───── Data shown ─────

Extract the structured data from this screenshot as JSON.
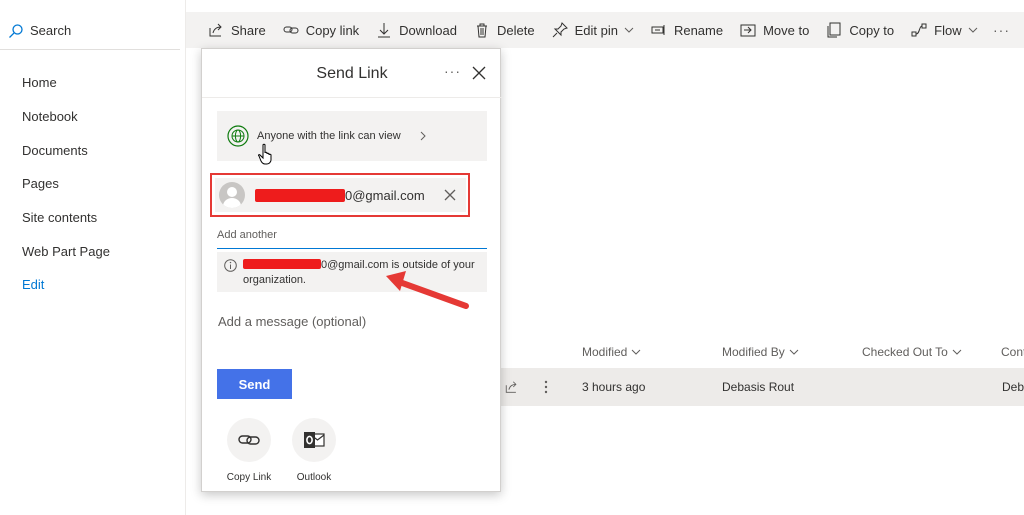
{
  "search": {
    "label": "Search"
  },
  "nav": {
    "items": [
      {
        "label": "Home"
      },
      {
        "label": "Notebook"
      },
      {
        "label": "Documents"
      },
      {
        "label": "Pages"
      },
      {
        "label": "Site contents"
      },
      {
        "label": "Web Part Page"
      },
      {
        "label": "Edit"
      }
    ]
  },
  "commandbar": {
    "share": "Share",
    "copy_link": "Copy link",
    "download": "Download",
    "delete": "Delete",
    "edit_pin": "Edit pin",
    "rename": "Rename",
    "move_to": "Move to",
    "copy_to": "Copy to",
    "flow": "Flow",
    "more": "···"
  },
  "filelist": {
    "columns": {
      "modified": "Modified",
      "modified_by": "Modified By",
      "checked_out_to": "Checked Out To",
      "content": "Cont"
    },
    "row": {
      "modified": "3 hours ago",
      "modified_by": "Debasis Rout",
      "content": "Deba"
    }
  },
  "dialog": {
    "title": "Send Link",
    "more": "···",
    "permission": "Anyone with the link can view",
    "recipient_suffix": "0@gmail.com",
    "add_another": "Add another",
    "warning_email_suffix": "0@gmail.com",
    "warning_text": " is outside of your organization.",
    "message_placeholder": "Add a message (optional)",
    "send_label": "Send",
    "apps": [
      {
        "label": "Copy Link"
      },
      {
        "label": "Outlook"
      }
    ]
  },
  "colors": {
    "accent": "#0078d4",
    "send_button": "#4472e8",
    "highlight": "#e53935",
    "redaction": "#ee1c1c"
  }
}
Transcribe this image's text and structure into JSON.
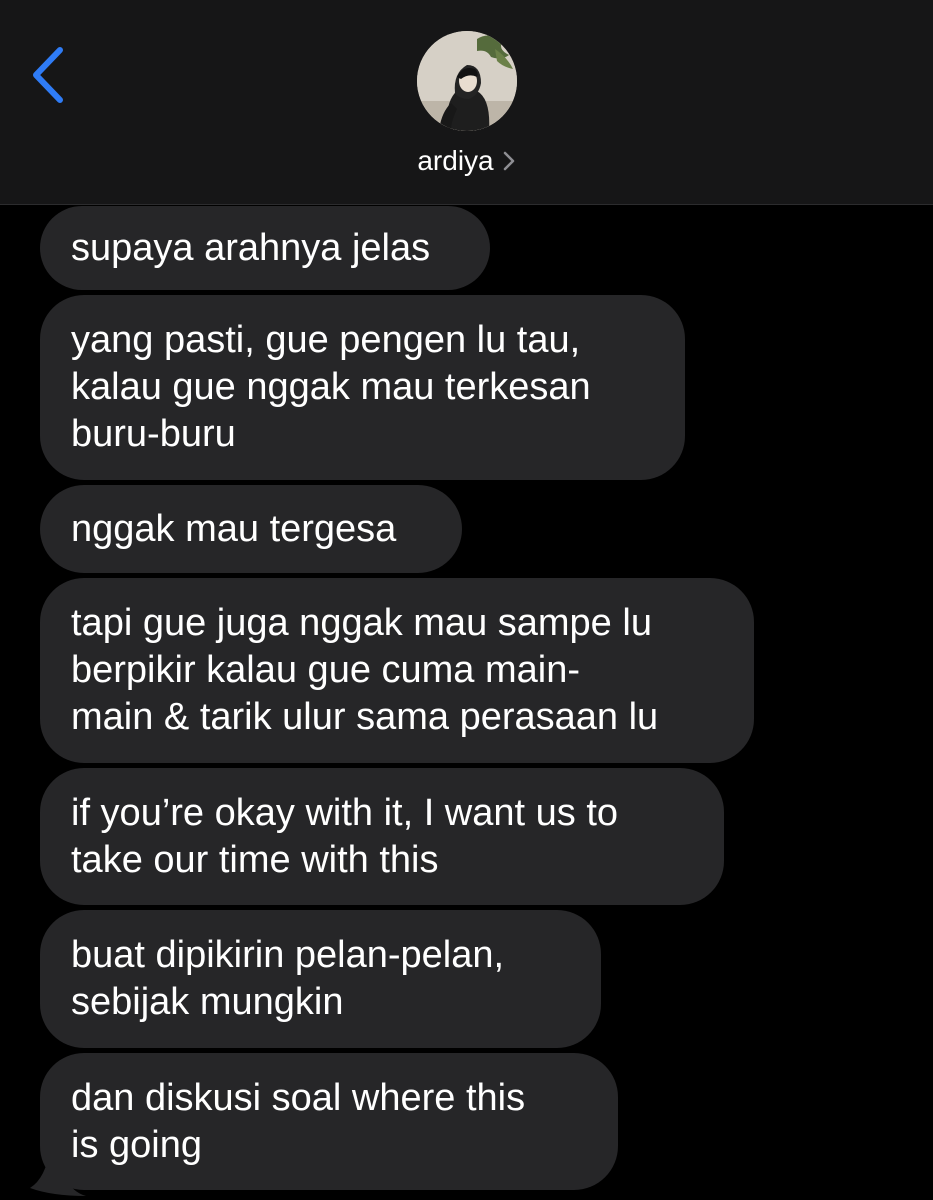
{
  "header": {
    "back_icon": "chevron-left-icon",
    "contact_name": "ardiya",
    "name_chevron_icon": "chevron-right-icon",
    "accent_color": "#2f7cf6"
  },
  "messages": [
    {
      "text": "supaya arahnya jelas"
    },
    {
      "text": "yang pasti, gue pengen lu tau,\nkalau gue nggak mau terkesan\nburu-buru"
    },
    {
      "text": "nggak mau tergesa"
    },
    {
      "text": "tapi gue juga nggak mau sampe lu\nberpikir kalau gue cuma main-\nmain & tarik ulur sama perasaan lu"
    },
    {
      "text": "if you’re okay with it, I want us to\ntake our time with this"
    },
    {
      "text": "buat dipikirin pelan-pelan,\nsebijak mungkin"
    },
    {
      "text": "dan diskusi soal where this\nis going"
    }
  ],
  "colors": {
    "header_bg": "#161617",
    "bubble_bg": "#262628",
    "background": "#000000"
  }
}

─────

Transcribe the records above exactly, omitting every picture they contain.

__Correct result__.
Extract the structured data from this screenshot as JSON.
{
  "search": {
    "label": "Search"
  },
  "nav": {
    "items": [
      {
        "label": "Home"
      },
      {
        "label": "Notebook"
      },
      {
        "label": "Documents"
      },
      {
        "label": "Pages"
      },
      {
        "label": "Site contents"
      },
      {
        "label": "Web Part Page"
      },
      {
        "label": "Edit"
      }
    ]
  },
  "commandbar": {
    "share": "Share",
    "copy_link": "Copy link",
    "download": "Download",
    "delete": "Delete",
    "edit_pin": "Edit pin",
    "rename": "Rename",
    "move_to": "Move to",
    "copy_to": "Copy to",
    "flow": "Flow",
    "more": "···"
  },
  "filelist": {
    "columns": {
      "modified": "Modified",
      "modified_by": "Modified By",
      "checked_out_to": "Checked Out To",
      "content": "Cont"
    },
    "row": {
      "modified": "3 hours ago",
      "modified_by": "Debasis Rout",
      "content": "Deba"
    }
  },
  "dialog": {
    "title": "Send Link",
    "more": "···",
    "permission": "Anyone with the link can view",
    "recipient_suffix": "0@gmail.com",
    "add_another": "Add another",
    "warning_email_suffix": "0@gmail.com",
    "warning_text": " is outside of your organization.",
    "message_placeholder": "Add a message (optional)",
    "send_label": "Send",
    "apps": [
      {
        "label": "Copy Link"
      },
      {
        "label": "Outlook"
      }
    ]
  },
  "colors": {
    "accent": "#0078d4",
    "send_button": "#4472e8",
    "highlight": "#e53935",
    "redaction": "#ee1c1c"
  }
}
Transcribe this image's text and structure into JSON.
{
  "header": {
    "back_icon": "chevron-left-icon",
    "contact_name": "ardiya",
    "name_chevron_icon": "chevron-right-icon",
    "accent_color": "#2f7cf6"
  },
  "messages": [
    {
      "text": "supaya arahnya jelas"
    },
    {
      "text": "yang pasti, gue pengen lu tau,\nkalau gue nggak mau terkesan\nburu-buru"
    },
    {
      "text": "nggak mau tergesa"
    },
    {
      "text": "tapi gue juga nggak mau sampe lu\nberpikir kalau gue cuma main-\nmain & tarik ulur sama perasaan lu"
    },
    {
      "text": "if you’re okay with it, I want us to\ntake our time with this"
    },
    {
      "text": "buat dipikirin pelan-pelan,\nsebijak mungkin"
    },
    {
      "text": "dan diskusi soal where this\nis going"
    }
  ],
  "colors": {
    "header_bg": "#161617",
    "bubble_bg": "#262628",
    "background": "#000000"
  }
}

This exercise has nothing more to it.